= What the task requires =
Continue the article about the political right's reaction to Taylor Swift and Travis Kelce, picking up right after its last paragraph.

= Selected text =
I am professionally obligated to begin this article by explaining to you who Taylor Swift is, who Travis Kelce is and why I am talking about them. I know this will come off as condescending (if not insulting) to most of you, but for that one person who, this very morning, emerged from a 20-year-long meditative retreat atop Aconcagua and — as one would — opened The Washington Post’s website: Here you go.

Taylor Swift is a musician. More specifically, she is one of the most famous musicians that has ever existed on this Earth, in the company of Michael Jackson, certainly … if not, like, Beethoven. Travis Kelce is a football player who was well-known in sporting circles a year or two ago but who, by virtue of dating Swift, is now also well-known among Swift fans and, by extension, most Americans.

The reason I am talking about them is that Kelce’s team, the Kansas City Chiefs, won a playoff game Sunday that will return them to the championship game. And in response, a surprisingly large section of the American political right decided that this was somehow related to politics.

There are lots of manifestations of this, including multiple presentations on the right’s preferred cable news channel. The iteration that attracted perhaps the most attention, though, came from former presidential candidate and Donald Trump cheerleader Vivek Ramaswamy (speaking of people who suddenly emerged in the public consciousness to polarizing effect).

In a social media post, a prominent right-wing conspiracy theorist linked Swift to … let’s see here … ah yes, George Soros. In response, Ramaswamy offered a prediction.

“I wonder who’s going to win the Super Bowl next month,” he wrote. “And I wonder if there’s a major presidential endorsement coming from an artificially culturally propped-up couple this fall. Just some wild speculation over here, let’s see how it ages over the next 8 months.”

= Data for analysis =
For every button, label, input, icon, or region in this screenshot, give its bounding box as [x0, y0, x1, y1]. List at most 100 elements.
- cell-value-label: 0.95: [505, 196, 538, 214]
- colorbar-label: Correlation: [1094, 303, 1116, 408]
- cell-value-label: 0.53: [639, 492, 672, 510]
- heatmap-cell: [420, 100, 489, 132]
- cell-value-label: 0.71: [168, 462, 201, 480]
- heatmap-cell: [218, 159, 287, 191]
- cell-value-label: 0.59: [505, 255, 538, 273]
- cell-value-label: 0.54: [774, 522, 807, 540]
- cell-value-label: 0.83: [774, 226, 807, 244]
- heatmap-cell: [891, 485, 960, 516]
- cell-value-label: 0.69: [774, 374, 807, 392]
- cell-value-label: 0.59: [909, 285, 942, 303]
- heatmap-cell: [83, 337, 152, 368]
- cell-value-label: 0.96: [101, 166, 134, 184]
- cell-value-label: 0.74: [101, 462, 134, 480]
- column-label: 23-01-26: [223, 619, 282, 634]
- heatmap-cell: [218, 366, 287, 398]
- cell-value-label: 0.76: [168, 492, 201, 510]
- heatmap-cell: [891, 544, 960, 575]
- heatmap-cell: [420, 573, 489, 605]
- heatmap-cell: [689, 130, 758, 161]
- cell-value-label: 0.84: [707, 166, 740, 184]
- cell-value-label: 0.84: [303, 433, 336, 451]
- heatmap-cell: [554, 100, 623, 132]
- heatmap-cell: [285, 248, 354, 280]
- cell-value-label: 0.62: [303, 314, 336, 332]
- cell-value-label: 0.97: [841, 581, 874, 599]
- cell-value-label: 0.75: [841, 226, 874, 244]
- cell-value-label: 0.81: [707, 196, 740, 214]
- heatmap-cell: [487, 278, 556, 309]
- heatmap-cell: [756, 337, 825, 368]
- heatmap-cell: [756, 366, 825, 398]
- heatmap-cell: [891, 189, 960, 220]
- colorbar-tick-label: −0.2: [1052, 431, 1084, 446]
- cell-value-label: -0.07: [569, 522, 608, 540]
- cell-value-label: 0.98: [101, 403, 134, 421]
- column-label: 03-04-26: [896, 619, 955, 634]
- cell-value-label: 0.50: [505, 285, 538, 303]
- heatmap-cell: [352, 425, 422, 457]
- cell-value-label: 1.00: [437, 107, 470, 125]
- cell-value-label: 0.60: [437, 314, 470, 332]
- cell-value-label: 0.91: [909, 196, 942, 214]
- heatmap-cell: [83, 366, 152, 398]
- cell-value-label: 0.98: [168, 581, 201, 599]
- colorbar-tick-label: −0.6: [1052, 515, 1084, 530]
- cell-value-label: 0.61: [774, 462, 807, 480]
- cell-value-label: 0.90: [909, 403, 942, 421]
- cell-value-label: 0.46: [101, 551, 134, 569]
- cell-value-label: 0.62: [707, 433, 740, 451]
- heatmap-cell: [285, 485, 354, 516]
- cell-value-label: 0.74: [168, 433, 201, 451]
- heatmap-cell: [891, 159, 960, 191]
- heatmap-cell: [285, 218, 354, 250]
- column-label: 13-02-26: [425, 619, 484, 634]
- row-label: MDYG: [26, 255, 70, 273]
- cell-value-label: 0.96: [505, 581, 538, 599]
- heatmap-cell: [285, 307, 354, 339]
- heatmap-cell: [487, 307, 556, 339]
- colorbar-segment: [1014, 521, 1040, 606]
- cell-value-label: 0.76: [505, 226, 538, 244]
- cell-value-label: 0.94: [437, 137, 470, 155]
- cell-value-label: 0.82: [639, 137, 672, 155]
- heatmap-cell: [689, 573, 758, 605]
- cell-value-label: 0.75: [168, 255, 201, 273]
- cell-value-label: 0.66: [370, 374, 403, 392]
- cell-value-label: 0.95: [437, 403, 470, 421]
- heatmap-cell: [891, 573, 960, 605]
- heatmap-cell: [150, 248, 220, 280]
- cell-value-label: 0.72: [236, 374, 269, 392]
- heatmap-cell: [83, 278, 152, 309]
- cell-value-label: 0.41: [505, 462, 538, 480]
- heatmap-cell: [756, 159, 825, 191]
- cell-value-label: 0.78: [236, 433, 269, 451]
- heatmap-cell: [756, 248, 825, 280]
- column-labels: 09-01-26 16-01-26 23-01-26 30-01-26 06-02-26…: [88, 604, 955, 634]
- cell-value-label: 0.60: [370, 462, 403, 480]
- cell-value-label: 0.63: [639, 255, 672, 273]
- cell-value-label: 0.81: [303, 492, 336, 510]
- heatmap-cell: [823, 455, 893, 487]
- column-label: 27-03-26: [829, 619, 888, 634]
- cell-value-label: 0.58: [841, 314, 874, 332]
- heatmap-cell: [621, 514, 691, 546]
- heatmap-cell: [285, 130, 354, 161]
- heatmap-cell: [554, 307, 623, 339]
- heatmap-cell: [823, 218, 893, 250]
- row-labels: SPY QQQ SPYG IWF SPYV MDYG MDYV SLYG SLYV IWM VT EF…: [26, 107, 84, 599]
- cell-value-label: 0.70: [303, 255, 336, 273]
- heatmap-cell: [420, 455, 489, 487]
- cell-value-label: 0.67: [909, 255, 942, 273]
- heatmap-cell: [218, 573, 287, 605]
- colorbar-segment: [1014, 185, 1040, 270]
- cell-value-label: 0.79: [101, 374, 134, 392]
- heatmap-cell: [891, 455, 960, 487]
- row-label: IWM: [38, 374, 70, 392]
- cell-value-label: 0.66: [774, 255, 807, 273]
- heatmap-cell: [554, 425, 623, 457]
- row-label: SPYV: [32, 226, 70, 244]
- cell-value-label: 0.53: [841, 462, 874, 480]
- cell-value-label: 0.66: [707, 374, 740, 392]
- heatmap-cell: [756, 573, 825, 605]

= Output for this exercise =
The implication (again: forgive my telling you something obvious) is that the Chiefs are being ushered to the Super Bowl … somehow … to secure Swift’s endorsement for President Biden.

This makes a lot of sense because the Chiefs haven’t been to the Super Bowl since, uh, last year, when they won. But before that they hadn’t been since, well, two years before. But that one they lost! But they’d won the year before that.

You can see why they need … someone … to give them a boost. Because otherwise, Taylor Swift wouldn’t endorse Biden, something she hasn’t done since 2020 — the last time Biden ran.

A lot of the responses to this broad line of argument — that the commingling of the Chiefs and Swift is somehow targeted at politics — note that it’s probably not wise for Republicans to side against the NFL. The NFL is wildly popular, and attacking popular things is not a good way to yourself become more popular.

But this backlash from the Fox-News-iverse isn’t about electoral politics. It is about appealing to a more immediate source of power on the right: online and on-air attention.

This was the crux of Ramaswamy’s entire presidential campaign. He understood, having observed Republican politics over the past decade, that attention can be parlayed into a lesser form of power, elected office. Trump blazed this trail, certainly, showing others the path and helping clear it of overgrowth. Ramaswamy’s 2024 bid was centered on jumping into the online conversation and bringing its themes and rhetoric to the campaign trail. It built him a loyal following of similarly online types, enough to get him about 4 percent of the primary vote by the time he dropped out.

But this is the incentive path that’s feeding the Swift clamor. The wilder your assertion, the more traction it’s going to get. Your allies will riff on it and build on it, and you can come along for the ride. Maybe you’ll end up as a member of the House of Representatives from Georgia or Long Island. Maybe you’ll go higher: landing a recurring spot on Sean Hannity’s prime-time show.

It’s important to recognize the overlaying element here: The speculation should leverage the widespread belief on the right that Democrats only get legitimate votes by brainwashing their idiotic base. (Republicans also believe Democrats get lots of stolen votes too, of course — a similarly incorrect theory.) This idea comes up a lot, that Democrats win by snookering college kids or duping credulous city voters into ignoring their apocalyptic surroundings. (This is ironic, given that believing that cities are hellholes requires a credulous acceptance of propaganda from the right, but I digress.)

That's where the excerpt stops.